▶ _EXERCISE OBJECTIVE_: Locate the word "minutes" in the material, then show every line that holds it.

▶ _THE RECORDS_:
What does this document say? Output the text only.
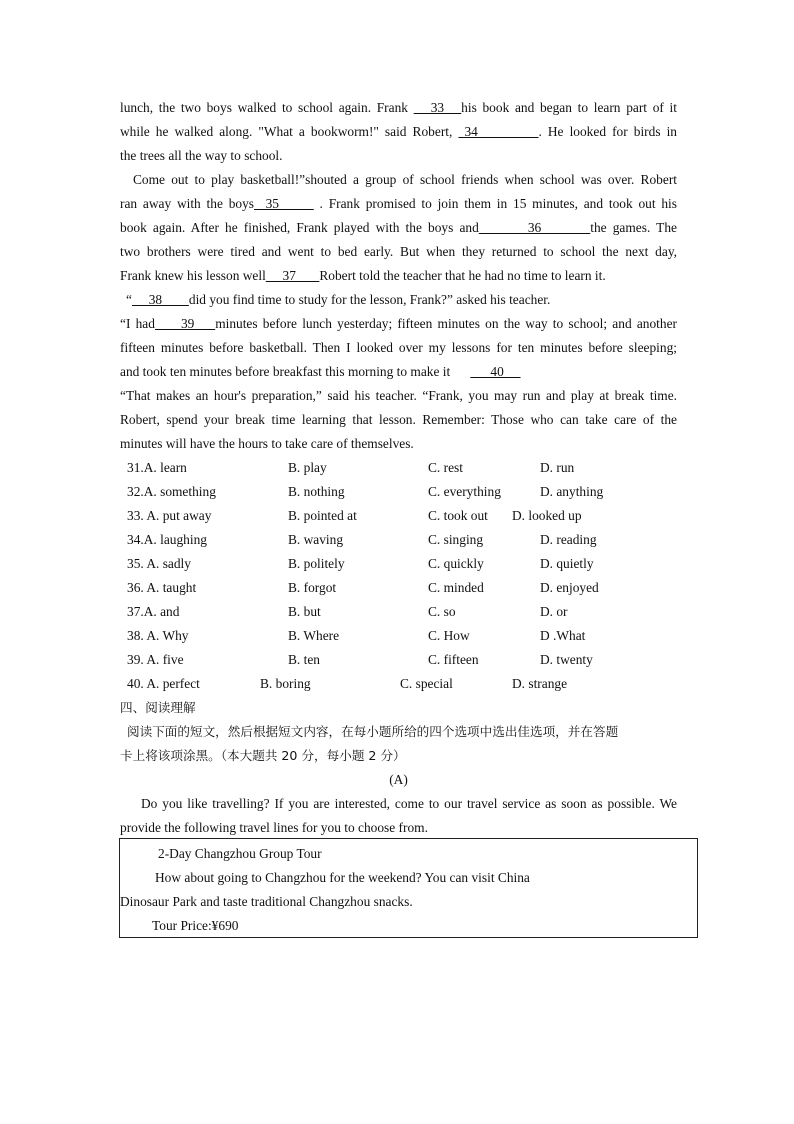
lunch, the two boys walked to school again. Frank    33   his book and began to learn part of it
while he walked along. "What a bookworm!" said Robert,  34          . He looked for birds in
the trees all the way to school.
Come out to play basketball!”shouted a group of school friends when school was over. Robert
ran away with the boys  35       . Frank promised to join them in 15 minutes, and took out his
book again. After he finished, Frank played with the boys and        36        the games. The
two brothers were tired and went to bed early. But when they returned to school the next day,
Frank knew his lesson well     37       Robert told the teacher that he had no time to learn it.
“     38        did you find time to study for the lesson, Frank?” asked his teacher.
“I had     39    minutes before lunch yesterday; fifteen minutes on the way to school; and another
fifteen minutes before basketball. Then I looked over my lessons for ten minutes before sleeping;
and took ten minutes before breakfast this morning to make it            40
“That makes an hour's preparation,” said his teacher. “Frank, you may run and play at break time.
Robert, spend your break time learning that lesson. Remember: Those who can take care of the
minutes will have the hours to take care of themselves.
31.A. learn	B. play	C. rest	D. run
32.A. something	B. nothing	C. everything	D. anything
33. A. put away	B. pointed at	C. took out D. looked up
34.A. laughing	B. waving	C. singing	D. reading
35. A. sadly	B. politely	C. quickly	D. quietly
36. A. taught	B. forgot	C. minded	D. enjoyed
37.A. and	B. but	C. so	D. or
38. A. Why	B. Where	C. How	D .What
39. A. five	B. ten	C. fifteen	D. twenty
40. A. perfect	B. boring	C. special	D. strange
四、阅读理解
阅读下面的短文，然后根据短文内容，在每小题所给的四个选项中选出佳选项，并在答题
卡上将该项涂黑。（本大题共 20 分，每小题 2 分）
(A)
Do you like travelling? If you are interested, come to our travel service as soon as possible. We
provide the following travel lines for you to choose from.
2-Day Changzhou Group Tour
How about going to Changzhou for the weekend? You can visit China
Dinosaur Park and taste traditional Changzhou snacks.
Tour Price:¥690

▶ _EXERCISE ANSWER_:
ran away with the boys  35       . Frank promised to join them in 15 minutes, and took out his
“I had     39    minutes before lunch yesterday; fifteen minutes on the way to school; and another
fifteen minutes before basketball. Then I looked over my lessons for ten minutes before sleeping;
and took ten minutes before breakfast this morning to make it            40
minutes will have the hours to take care of themselves.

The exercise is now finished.